-- Task requirements --
Can all of these lines be returned exactly?

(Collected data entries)
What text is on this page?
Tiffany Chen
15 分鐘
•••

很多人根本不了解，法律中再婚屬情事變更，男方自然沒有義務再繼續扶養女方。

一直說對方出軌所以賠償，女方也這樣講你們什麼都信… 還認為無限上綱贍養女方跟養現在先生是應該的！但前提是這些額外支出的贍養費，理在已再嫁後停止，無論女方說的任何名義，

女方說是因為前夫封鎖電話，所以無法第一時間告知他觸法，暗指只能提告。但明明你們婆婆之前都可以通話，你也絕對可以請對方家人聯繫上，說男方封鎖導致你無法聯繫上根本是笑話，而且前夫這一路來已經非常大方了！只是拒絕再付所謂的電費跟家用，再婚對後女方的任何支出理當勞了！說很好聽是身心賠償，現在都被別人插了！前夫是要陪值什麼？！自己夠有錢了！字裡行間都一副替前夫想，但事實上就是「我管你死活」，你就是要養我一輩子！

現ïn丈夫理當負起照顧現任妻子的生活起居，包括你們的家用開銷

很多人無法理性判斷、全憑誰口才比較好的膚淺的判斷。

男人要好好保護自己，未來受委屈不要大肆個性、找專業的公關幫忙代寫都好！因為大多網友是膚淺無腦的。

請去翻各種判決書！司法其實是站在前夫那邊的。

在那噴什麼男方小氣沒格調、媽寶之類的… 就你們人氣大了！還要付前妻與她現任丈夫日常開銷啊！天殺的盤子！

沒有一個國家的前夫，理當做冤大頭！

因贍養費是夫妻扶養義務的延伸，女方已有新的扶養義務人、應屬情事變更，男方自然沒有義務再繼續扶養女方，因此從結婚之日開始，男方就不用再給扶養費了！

-- Answer below --
What text is on this page?
Tiffany Chen
15 分鐘
•••

很多人根本不了解，法律中再婚屬情事變更，男方自然沒有義務再繼續扶養女方。

一直說對方出軌所以賠償，女方也這樣講你們什麼都信… 還認為無限上綱贍養女方跟養現在先生是應該的！但前提是這些額外支出的贍養費，理在已再嫁後停止，無論女方說的任何名義，

女方說是因為前夫封鎖電話，所以無法第一時間告知他觸法，暗指只能提告。但明明你們婆婆之前都可以通話，你也絕對可以請對方家人聯繫上，說男方封鎖導致你無法聯繫上根本是笑話，而且前夫這一路來已經非常大方了！只是拒絕再付所謂的電費跟家用，再婚對後女方的任何支出理當勞了！說很好聽是身心賠償，現在都被別人插了！前夫是要陪值什麼？！自己夠有錢了！字裡行間都一副替前夫想，但事實上就是「我管你死活」，你就是要養我一輩子！

現ïn丈夫理當負起照顧現任妻子的生活起居，包括你們的家用開銷

很多人無法理性判斷、全憑誰口才比較好的膚淺的判斷。

男人要好好保護自己，未來受委屈不要大肆個性、找專業的公關幫忙代寫都好！因為大多網友是膚淺無腦的。

請去翻各種判決書！司法其實是站在前夫那邊的。

在那噴什麼男方小氣沒格調、媽寶之類的… 就你們人氣大了！還要付前妻與她現任丈夫日常開銷啊！天殺的盤子！

沒有一個國家的前夫，理當做冤大頭！

因贍養費是夫妻扶養義務的延伸，女方已有新的扶養義務人、應屬情事變更，男方自然沒有義務再繼續扶養女方，因此從結婚之日開始，男方就不用再給扶養費了！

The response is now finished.